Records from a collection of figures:

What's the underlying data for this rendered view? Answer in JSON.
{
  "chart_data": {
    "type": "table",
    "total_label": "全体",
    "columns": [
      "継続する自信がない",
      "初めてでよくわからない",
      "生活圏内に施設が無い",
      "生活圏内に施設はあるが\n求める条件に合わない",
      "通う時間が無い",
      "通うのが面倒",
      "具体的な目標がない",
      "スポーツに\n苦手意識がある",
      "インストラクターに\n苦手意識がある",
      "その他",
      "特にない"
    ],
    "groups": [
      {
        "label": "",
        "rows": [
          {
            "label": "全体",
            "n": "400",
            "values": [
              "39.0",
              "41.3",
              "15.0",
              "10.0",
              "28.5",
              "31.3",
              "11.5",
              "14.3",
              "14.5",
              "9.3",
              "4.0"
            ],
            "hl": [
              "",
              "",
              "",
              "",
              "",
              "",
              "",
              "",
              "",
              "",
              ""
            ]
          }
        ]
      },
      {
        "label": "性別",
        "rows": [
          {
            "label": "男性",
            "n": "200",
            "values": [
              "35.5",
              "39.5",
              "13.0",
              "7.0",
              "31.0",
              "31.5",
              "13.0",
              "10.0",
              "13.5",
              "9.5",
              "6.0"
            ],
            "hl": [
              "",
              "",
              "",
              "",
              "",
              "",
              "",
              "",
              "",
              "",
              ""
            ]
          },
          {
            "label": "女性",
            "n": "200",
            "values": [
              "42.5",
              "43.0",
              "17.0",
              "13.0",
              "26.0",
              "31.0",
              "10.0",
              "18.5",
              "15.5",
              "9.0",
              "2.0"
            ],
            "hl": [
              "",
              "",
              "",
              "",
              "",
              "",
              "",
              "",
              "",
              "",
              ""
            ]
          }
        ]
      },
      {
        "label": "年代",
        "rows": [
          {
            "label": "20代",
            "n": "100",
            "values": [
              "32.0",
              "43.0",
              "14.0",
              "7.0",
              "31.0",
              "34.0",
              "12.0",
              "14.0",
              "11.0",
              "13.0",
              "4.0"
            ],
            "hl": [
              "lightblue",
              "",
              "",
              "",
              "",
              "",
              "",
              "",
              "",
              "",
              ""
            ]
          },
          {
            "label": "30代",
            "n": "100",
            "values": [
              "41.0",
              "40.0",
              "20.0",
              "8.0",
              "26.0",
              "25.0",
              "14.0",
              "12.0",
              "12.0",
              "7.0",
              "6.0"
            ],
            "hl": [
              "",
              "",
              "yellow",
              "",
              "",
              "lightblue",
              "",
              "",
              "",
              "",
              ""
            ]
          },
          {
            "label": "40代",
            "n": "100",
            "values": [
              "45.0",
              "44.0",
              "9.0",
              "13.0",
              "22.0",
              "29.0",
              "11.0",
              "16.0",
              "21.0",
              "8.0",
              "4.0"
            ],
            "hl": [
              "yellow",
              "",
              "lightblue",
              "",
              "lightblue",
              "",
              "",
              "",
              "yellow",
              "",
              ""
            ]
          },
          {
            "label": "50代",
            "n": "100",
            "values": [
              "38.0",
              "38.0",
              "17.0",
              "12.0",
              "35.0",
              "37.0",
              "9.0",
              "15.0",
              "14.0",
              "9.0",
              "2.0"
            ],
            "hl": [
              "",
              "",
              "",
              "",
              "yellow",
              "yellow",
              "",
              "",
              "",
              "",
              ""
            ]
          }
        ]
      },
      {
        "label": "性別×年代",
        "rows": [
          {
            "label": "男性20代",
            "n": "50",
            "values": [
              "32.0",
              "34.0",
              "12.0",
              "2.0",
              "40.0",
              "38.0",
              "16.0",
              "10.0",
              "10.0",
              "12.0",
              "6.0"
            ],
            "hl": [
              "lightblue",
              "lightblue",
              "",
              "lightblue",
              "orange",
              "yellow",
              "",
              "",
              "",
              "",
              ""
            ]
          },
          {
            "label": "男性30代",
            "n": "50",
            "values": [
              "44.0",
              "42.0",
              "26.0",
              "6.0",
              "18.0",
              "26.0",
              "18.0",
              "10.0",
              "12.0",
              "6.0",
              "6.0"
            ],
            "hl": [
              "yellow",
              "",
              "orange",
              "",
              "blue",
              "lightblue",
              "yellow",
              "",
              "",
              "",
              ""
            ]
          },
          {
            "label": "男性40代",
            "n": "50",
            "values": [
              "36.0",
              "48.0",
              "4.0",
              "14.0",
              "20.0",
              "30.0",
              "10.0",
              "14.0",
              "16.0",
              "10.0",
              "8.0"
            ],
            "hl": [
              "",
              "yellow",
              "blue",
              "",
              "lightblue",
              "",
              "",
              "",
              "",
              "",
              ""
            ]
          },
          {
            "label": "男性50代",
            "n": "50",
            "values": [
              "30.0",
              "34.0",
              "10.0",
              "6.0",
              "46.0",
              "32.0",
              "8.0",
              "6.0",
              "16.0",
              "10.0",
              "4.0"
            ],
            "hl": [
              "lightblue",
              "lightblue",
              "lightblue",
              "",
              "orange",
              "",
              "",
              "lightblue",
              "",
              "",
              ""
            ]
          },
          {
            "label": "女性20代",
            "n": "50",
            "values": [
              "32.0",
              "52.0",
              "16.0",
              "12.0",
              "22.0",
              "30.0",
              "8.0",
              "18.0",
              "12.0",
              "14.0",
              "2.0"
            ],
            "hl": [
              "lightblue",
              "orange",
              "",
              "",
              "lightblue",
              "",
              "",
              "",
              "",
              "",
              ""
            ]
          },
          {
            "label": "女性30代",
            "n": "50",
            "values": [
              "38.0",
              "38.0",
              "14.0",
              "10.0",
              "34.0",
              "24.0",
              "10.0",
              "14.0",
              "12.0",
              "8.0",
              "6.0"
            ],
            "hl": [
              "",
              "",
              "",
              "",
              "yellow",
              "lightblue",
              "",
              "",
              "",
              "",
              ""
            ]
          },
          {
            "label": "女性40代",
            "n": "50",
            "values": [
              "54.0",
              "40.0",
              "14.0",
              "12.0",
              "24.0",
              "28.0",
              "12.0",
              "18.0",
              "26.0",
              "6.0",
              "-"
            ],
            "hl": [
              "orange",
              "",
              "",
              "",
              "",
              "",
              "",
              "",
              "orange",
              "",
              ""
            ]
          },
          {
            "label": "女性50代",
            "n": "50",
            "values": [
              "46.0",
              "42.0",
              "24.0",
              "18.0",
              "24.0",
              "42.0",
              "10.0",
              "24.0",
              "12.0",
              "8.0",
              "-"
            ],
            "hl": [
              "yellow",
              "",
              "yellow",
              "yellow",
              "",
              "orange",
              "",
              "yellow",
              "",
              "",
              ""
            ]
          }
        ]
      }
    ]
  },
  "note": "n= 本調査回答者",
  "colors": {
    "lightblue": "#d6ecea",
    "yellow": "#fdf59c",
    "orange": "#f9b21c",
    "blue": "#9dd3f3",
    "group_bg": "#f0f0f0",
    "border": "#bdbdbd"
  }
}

Exercise aim: From the listing above, extract all records word for word.

In response:
What's the underlying data for this rendered view? Answer in JSON.
{
  "chart_data": {
    "type": "table",
    "total_label": "全体",
    "columns": [
      "継続する自信がない",
      "初めてでよくわからない",
      "生活圏内に施設が無い",
      "生活圏内に施設はあるが\n求める条件に合わない",
      "通う時間が無い",
      "通うのが面倒",
      "具体的な目標がない",
      "スポーツに\n苦手意識がある",
      "インストラクターに\n苦手意識がある",
      "その他",
      "特にない"
    ],
    "groups": [
      {
        "label": "",
        "rows": [
          {
            "label": "全体",
            "n": "400",
            "values": [
              "39.0",
              "41.3",
              "15.0",
              "10.0",
              "28.5",
              "31.3",
              "11.5",
              "14.3",
              "14.5",
              "9.3",
              "4.0"
            ],
            "hl": [
              "",
              "",
              "",
              "",
              "",
              "",
              "",
              "",
              "",
              "",
              ""
            ]
          }
        ]
      },
      {
        "label": "性別",
        "rows": [
          {
            "label": "男性",
            "n": "200",
            "values": [
              "35.5",
              "39.5",
              "13.0",
              "7.0",
              "31.0",
              "31.5",
              "13.0",
              "10.0",
              "13.5",
              "9.5",
              "6.0"
            ],
            "hl": [
              "",
              "",
              "",
              "",
              "",
              "",
              "",
              "",
              "",
              "",
              ""
            ]
          },
          {
            "label": "女性",
            "n": "200",
            "values": [
              "42.5",
              "43.0",
              "17.0",
              "13.0",
              "26.0",
              "31.0",
              "10.0",
              "18.5",
              "15.5",
              "9.0",
              "2.0"
            ],
            "hl": [
              "",
              "",
              "",
              "",
              "",
              "",
              "",
              "",
              "",
              "",
              ""
            ]
          }
        ]
      },
      {
        "label": "年代",
        "rows": [
          {
            "label": "20代",
            "n": "100",
            "values": [
              "32.0",
              "43.0",
              "14.0",
              "7.0",
              "31.0",
              "34.0",
              "12.0",
              "14.0",
              "11.0",
              "13.0",
              "4.0"
            ],
            "hl": [
              "lightblue",
              "",
              "",
              "",
              "",
              "",
              "",
              "",
              "",
              "",
              ""
            ]
          },
          {
            "label": "30代",
            "n": "100",
            "values": [
              "41.0",
              "40.0",
              "20.0",
              "8.0",
              "26.0",
              "25.0",
              "14.0",
              "12.0",
              "12.0",
              "7.0",
              "6.0"
            ],
            "hl": [
              "",
              "",
              "yellow",
              "",
              "",
              "lightblue",
              "",
              "",
              "",
              "",
              ""
            ]
          },
          {
            "label": "40代",
            "n": "100",
            "values": [
              "45.0",
              "44.0",
              "9.0",
              "13.0",
              "22.0",
              "29.0",
              "11.0",
              "16.0",
              "21.0",
              "8.0",
              "4.0"
            ],
            "hl": [
              "yellow",
              "",
              "lightblue",
              "",
              "lightblue",
              "",
              "",
              "",
              "yellow",
              "",
              ""
            ]
          },
          {
            "label": "50代",
            "n": "100",
            "values": [
              "38.0",
              "38.0",
              "17.0",
              "12.0",
              "35.0",
              "37.0",
              "9.0",
              "15.0",
              "14.0",
              "9.0",
              "2.0"
            ],
            "hl": [
              "",
              "",
              "",
              "",
              "yellow",
              "yellow",
              "",
              "",
              "",
              "",
              ""
            ]
          }
        ]
      },
      {
        "label": "性別×年代",
        "rows": [
          {
            "label": "男性20代",
            "n": "50",
            "values": [
              "32.0",
              "34.0",
              "12.0",
              "2.0",
              "40.0",
              "38.0",
              "16.0",
              "10.0",
              "10.0",
              "12.0",
              "6.0"
            ],
            "hl": [
              "lightblue",
              "lightblue",
              "",
              "lightblue",
              "orange",
              "yellow",
              "",
              "",
              "",
              "",
              ""
            ]
          },
          {
            "label": "男性30代",
            "n": "50",
            "values": [
              "44.0",
              "42.0",
              "26.0",
              "6.0",
              "18.0",
              "26.0",
              "18.0",
              "10.0",
              "12.0",
              "6.0",
              "6.0"
            ],
            "hl": [
              "yellow",
              "",
              "orange",
              "",
              "blue",
              "lightblue",
              "yellow",
              "",
              "",
              "",
              ""
            ]
          },
          {
            "label": "男性40代",
            "n": "50",
            "values": [
              "36.0",
              "48.0",
              "4.0",
              "14.0",
              "20.0",
              "30.0",
              "10.0",
              "14.0",
              "16.0",
              "10.0",
              "8.0"
            ],
            "hl": [
              "",
              "yellow",
              "blue",
              "",
              "lightblue",
              "",
              "",
              "",
              "",
              "",
              ""
            ]
          },
          {
            "label": "男性50代",
            "n": "50",
            "values": [
              "30.0",
              "34.0",
              "10.0",
              "6.0",
              "46.0",
              "32.0",
              "8.0",
              "6.0",
              "16.0",
              "10.0",
              "4.0"
            ],
            "hl": [
              "lightblue",
              "lightblue",
              "lightblue",
              "",
              "orange",
              "",
              "",
              "lightblue",
              "",
              "",
              ""
            ]
          },
          {
            "label": "女性20代",
            "n": "50",
            "values": [
              "32.0",
              "52.0",
              "16.0",
              "12.0",
              "22.0",
              "30.0",
              "8.0",
              "18.0",
              "12.0",
              "14.0",
              "2.0"
            ],
            "hl": [
              "lightblue",
              "orange",
              "",
              "",
              "lightblue",
              "",
              "",
              "",
              "",
              "",
              ""
            ]
          },
          {
            "label": "女性30代",
            "n": "50",
            "values": [
              "38.0",
              "38.0",
              "14.0",
              "10.0",
              "34.0",
              "24.0",
              "10.0",
              "14.0",
              "12.0",
              "8.0",
              "6.0"
            ],
            "hl": [
              "",
              "",
              "",
              "",
              "yellow",
              "lightblue",
              "",
              "",
              "",
              "",
              ""
            ]
          },
          {
            "label": "女性40代",
            "n": "50",
            "values": [
              "54.0",
              "40.0",
              "14.0",
              "12.0",
              "24.0",
              "28.0",
              "12.0",
              "18.0",
              "26.0",
              "6.0",
              "-"
            ],
            "hl": [
              "orange",
              "",
              "",
              "",
              "",
              "",
              "",
              "",
              "orange",
              "",
              ""
            ]
          },
          {
            "label": "女性50代",
            "n": "50",
            "values": [
              "46.0",
              "42.0",
              "24.0",
              "18.0",
              "24.0",
              "42.0",
              "10.0",
              "24.0",
              "12.0",
              "8.0",
              "-"
            ],
            "hl": [
              "yellow",
              "",
              "yellow",
              "yellow",
              "",
              "orange",
              "",
              "yellow",
              "",
              "",
              ""
            ]
          }
        ]
      }
    ]
  },
  "note": "n= 本調査回答者",
  "colors": {
    "lightblue": "#d6ecea",
    "yellow": "#fdf59c",
    "orange": "#f9b21c",
    "blue": "#9dd3f3",
    "group_bg": "#f0f0f0",
    "border": "#bdbdbd"
  }
}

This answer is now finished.